List the lines of this listing that hold the word "population".

──────── Record excerpts

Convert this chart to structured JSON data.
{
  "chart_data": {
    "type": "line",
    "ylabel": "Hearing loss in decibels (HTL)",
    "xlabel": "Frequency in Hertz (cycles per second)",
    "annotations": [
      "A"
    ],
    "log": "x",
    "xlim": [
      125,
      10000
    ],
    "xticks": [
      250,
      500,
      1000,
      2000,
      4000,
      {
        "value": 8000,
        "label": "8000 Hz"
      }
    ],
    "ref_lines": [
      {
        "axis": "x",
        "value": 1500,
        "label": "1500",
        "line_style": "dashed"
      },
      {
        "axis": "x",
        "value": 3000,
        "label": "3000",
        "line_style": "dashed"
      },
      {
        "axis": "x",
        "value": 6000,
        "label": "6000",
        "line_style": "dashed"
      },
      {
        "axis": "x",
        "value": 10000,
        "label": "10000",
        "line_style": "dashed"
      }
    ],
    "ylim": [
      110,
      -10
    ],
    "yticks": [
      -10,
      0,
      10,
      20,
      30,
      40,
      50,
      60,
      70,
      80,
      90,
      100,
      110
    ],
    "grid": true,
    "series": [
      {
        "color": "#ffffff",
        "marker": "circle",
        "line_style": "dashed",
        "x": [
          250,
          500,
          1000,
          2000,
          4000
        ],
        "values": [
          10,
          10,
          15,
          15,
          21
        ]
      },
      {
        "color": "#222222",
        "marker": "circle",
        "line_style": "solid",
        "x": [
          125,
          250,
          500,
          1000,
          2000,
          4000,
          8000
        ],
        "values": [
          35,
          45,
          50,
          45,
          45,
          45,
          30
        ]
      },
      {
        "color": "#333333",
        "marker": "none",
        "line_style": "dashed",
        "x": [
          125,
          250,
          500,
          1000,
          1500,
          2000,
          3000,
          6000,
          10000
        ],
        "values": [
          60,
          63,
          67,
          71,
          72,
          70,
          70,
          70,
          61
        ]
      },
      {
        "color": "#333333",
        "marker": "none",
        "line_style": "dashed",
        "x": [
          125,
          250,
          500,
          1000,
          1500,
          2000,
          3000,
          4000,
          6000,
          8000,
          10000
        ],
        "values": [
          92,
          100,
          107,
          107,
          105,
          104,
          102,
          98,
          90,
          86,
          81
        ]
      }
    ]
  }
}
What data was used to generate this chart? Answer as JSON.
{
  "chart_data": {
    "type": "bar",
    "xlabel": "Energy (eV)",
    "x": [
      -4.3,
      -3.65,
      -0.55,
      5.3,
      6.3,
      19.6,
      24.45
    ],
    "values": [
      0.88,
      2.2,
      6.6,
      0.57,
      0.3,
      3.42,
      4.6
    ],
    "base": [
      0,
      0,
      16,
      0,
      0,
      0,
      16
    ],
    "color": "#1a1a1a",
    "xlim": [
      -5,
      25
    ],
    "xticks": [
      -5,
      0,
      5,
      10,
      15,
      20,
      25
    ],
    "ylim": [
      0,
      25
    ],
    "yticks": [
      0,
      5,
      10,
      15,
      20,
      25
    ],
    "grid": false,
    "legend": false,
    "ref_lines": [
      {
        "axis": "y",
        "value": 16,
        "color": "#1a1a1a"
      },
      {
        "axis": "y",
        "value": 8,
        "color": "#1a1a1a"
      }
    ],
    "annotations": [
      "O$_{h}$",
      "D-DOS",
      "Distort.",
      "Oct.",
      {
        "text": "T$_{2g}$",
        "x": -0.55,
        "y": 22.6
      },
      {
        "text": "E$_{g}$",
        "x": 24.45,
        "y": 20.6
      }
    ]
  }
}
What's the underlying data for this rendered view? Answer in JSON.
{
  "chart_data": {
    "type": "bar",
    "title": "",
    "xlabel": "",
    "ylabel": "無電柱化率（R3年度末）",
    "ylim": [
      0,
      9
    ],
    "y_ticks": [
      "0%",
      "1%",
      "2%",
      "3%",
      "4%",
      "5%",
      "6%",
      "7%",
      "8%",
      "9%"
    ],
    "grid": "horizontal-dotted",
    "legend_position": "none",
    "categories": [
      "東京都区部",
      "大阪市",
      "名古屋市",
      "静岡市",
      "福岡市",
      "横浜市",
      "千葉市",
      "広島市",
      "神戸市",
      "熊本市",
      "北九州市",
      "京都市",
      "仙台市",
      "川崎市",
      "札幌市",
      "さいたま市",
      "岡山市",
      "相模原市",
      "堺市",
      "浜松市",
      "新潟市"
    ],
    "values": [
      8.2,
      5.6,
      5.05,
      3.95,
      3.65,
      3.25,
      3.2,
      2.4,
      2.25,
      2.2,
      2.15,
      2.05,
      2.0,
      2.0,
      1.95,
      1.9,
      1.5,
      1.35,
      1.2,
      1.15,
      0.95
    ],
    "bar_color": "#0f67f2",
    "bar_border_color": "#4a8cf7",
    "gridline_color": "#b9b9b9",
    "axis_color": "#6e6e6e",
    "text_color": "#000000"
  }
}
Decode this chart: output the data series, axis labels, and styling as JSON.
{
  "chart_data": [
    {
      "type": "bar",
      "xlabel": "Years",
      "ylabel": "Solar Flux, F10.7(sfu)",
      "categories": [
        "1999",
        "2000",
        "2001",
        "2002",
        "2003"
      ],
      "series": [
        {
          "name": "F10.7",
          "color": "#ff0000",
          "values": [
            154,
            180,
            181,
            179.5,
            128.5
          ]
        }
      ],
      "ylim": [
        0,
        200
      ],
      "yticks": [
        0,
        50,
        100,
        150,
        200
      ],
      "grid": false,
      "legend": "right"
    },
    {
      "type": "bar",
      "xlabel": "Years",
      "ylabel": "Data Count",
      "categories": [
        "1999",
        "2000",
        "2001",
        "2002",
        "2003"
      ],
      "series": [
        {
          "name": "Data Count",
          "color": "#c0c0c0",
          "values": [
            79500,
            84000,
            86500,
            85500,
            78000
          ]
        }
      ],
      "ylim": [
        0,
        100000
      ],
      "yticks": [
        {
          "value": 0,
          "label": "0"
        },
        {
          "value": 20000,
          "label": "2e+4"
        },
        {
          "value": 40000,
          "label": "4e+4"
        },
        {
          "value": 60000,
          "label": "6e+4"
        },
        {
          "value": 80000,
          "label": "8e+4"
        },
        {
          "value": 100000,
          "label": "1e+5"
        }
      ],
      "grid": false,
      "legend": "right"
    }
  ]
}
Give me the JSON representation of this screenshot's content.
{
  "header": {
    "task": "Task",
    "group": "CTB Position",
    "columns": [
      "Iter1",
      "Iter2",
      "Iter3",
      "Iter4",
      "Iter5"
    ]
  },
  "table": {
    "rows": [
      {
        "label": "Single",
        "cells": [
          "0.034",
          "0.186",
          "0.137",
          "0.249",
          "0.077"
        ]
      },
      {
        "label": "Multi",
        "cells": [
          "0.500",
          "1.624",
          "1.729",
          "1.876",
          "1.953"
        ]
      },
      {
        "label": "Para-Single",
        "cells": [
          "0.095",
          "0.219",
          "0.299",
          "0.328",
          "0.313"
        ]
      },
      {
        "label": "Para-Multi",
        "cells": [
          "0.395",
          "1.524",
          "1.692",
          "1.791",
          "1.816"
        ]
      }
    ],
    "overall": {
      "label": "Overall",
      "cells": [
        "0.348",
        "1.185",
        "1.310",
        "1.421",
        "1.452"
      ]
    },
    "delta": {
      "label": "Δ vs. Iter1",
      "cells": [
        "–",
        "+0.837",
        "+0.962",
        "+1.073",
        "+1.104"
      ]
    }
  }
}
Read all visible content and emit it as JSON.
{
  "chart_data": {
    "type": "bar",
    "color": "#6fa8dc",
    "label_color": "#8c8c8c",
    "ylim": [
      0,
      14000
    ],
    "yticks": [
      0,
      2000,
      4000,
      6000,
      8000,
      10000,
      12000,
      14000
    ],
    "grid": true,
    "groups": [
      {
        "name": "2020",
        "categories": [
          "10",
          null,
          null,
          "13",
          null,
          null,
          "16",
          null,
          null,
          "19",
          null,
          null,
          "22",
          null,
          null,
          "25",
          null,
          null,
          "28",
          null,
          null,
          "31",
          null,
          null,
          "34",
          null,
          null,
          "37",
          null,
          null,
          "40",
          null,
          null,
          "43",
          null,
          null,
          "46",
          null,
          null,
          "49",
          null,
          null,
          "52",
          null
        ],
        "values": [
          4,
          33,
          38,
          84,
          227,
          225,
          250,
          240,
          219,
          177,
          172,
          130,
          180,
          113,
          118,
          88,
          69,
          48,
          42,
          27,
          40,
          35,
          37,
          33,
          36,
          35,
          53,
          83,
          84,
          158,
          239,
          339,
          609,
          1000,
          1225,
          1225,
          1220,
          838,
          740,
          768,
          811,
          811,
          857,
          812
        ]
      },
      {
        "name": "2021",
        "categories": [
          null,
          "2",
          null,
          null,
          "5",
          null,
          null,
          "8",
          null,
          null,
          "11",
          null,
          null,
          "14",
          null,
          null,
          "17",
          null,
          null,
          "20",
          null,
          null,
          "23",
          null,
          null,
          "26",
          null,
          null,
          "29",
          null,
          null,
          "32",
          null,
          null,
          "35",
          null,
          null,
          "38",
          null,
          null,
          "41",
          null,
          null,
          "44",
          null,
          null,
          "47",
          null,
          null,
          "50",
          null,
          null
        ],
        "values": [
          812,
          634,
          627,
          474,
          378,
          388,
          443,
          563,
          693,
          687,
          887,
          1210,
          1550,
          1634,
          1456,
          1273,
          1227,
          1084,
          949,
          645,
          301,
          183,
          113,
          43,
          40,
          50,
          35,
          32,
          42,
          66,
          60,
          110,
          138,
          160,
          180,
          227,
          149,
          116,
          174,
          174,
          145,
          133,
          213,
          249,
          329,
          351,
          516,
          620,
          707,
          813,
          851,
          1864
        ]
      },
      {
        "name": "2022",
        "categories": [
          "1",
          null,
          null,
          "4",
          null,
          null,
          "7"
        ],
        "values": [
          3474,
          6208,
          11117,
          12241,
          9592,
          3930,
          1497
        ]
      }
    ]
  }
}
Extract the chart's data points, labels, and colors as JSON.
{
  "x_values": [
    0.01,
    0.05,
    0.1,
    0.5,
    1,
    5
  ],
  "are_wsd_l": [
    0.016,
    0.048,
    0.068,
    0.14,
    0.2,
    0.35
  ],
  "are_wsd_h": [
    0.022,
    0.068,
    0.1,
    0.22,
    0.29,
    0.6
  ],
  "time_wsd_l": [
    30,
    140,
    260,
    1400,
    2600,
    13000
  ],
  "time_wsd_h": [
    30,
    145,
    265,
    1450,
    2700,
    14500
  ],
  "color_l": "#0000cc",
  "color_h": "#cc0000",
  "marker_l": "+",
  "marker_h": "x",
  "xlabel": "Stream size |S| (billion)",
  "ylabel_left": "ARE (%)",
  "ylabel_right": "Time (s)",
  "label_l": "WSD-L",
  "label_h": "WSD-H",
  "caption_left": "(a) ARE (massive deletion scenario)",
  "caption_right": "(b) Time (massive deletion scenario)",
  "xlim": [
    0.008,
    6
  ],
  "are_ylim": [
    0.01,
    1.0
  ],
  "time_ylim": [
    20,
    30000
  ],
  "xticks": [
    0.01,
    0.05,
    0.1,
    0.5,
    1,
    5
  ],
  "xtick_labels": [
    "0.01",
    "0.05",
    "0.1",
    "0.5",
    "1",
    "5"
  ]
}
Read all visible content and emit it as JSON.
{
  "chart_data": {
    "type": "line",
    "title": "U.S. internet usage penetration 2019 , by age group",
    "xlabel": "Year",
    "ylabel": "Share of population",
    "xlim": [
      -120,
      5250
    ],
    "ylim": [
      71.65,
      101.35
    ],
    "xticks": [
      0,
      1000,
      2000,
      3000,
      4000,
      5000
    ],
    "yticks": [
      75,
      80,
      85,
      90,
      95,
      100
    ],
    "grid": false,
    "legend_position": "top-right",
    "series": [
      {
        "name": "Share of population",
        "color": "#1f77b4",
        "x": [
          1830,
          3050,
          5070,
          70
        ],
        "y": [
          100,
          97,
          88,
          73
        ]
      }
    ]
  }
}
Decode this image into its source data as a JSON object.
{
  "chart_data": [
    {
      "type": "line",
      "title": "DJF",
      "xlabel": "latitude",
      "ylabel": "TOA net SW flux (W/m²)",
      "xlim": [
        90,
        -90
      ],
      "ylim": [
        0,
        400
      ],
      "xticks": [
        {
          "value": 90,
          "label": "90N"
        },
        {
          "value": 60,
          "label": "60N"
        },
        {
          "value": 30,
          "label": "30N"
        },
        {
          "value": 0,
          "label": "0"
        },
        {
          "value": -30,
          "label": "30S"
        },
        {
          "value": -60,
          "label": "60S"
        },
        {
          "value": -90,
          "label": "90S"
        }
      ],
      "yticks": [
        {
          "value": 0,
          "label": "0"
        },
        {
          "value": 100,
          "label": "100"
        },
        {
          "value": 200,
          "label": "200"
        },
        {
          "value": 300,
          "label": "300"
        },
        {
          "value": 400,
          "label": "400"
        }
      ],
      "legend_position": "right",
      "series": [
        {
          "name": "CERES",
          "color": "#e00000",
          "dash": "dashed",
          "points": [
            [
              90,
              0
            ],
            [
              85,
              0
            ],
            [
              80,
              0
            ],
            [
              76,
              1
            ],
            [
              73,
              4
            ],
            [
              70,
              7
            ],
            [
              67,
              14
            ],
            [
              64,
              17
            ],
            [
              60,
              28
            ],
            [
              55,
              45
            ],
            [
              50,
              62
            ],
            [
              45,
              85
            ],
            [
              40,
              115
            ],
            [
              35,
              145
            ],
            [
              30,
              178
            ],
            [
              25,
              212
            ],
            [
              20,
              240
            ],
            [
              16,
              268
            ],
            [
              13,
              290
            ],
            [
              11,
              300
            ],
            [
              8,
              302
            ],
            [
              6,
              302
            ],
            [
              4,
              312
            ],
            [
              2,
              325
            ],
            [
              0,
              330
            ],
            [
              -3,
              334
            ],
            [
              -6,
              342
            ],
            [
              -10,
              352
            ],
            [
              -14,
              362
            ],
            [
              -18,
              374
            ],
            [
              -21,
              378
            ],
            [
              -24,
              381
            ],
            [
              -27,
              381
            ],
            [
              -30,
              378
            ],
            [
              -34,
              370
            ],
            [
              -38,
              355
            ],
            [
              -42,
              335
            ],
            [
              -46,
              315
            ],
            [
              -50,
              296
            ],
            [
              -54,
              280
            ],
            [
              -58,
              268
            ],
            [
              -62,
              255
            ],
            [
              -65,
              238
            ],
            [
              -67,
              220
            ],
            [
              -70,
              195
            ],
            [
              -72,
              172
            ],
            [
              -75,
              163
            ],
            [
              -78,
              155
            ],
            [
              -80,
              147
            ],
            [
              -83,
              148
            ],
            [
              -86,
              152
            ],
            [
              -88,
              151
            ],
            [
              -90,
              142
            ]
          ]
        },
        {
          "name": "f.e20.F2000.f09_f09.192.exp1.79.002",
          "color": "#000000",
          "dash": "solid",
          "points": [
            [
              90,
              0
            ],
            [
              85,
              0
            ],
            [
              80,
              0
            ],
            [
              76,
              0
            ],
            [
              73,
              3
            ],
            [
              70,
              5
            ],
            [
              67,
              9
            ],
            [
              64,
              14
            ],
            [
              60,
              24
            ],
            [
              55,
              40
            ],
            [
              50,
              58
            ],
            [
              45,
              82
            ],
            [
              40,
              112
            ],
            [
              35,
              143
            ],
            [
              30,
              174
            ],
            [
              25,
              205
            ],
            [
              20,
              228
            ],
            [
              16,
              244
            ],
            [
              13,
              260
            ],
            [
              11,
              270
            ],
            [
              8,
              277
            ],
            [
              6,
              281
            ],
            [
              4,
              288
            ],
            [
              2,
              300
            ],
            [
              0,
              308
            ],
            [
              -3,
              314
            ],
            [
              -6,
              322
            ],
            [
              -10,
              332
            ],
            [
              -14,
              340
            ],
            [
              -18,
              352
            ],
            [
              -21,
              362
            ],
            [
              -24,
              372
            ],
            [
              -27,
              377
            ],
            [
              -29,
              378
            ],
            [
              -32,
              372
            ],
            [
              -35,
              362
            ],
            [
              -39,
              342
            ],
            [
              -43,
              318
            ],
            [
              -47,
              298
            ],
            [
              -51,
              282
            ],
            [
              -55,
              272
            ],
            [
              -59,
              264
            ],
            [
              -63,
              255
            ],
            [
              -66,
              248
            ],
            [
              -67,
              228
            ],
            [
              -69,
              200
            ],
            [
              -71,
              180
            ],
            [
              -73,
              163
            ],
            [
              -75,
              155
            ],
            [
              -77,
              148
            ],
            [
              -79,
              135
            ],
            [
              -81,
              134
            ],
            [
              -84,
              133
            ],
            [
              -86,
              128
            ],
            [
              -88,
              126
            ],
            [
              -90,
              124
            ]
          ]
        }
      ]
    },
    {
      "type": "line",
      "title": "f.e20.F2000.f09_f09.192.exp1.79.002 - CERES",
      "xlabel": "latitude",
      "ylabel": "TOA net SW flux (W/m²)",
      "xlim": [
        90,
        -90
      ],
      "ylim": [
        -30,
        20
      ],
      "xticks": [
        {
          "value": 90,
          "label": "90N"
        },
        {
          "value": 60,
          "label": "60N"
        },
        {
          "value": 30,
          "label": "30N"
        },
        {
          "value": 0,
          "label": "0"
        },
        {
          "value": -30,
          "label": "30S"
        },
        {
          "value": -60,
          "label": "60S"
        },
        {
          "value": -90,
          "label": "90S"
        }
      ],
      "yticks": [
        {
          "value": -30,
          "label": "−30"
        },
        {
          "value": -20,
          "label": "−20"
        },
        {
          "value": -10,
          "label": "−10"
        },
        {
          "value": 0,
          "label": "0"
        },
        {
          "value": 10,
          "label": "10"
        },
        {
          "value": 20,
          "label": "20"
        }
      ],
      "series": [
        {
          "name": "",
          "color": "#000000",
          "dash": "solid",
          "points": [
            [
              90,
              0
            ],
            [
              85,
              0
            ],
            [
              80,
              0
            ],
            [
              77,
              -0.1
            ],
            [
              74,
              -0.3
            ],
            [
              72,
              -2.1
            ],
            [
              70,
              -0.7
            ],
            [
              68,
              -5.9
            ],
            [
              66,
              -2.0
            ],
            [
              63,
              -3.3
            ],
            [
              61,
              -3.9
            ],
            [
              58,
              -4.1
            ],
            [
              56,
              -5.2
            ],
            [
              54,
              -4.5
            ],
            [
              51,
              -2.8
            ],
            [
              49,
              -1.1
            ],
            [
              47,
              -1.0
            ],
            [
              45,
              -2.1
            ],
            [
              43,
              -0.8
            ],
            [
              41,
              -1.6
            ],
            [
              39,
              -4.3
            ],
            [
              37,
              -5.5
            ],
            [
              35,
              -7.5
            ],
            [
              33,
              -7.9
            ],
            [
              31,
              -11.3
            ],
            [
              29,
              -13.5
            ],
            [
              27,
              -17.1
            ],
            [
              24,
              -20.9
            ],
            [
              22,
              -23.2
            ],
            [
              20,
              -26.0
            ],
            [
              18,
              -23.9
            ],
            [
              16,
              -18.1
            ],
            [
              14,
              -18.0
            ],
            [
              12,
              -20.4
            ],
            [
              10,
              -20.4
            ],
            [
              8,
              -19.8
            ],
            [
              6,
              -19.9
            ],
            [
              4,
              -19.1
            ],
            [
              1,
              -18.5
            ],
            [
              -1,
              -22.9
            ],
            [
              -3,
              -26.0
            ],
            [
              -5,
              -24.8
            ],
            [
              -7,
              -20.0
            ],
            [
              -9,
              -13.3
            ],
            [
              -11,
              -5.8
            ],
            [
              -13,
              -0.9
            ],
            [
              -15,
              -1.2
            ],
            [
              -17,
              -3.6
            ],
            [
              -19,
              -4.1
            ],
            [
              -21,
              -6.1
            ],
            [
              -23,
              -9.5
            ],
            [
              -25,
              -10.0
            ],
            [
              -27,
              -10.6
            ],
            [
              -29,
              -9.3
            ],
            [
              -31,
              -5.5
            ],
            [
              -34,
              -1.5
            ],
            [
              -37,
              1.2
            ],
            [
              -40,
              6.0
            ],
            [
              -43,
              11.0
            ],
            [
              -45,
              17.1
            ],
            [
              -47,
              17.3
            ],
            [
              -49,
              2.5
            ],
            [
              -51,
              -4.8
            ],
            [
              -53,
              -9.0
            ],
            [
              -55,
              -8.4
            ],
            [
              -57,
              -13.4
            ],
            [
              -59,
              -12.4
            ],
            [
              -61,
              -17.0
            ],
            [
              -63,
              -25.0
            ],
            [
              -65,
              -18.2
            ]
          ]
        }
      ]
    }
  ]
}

────────────────

*Full output:*
    "ylabel": "Share of population",
        "name": "Share of population",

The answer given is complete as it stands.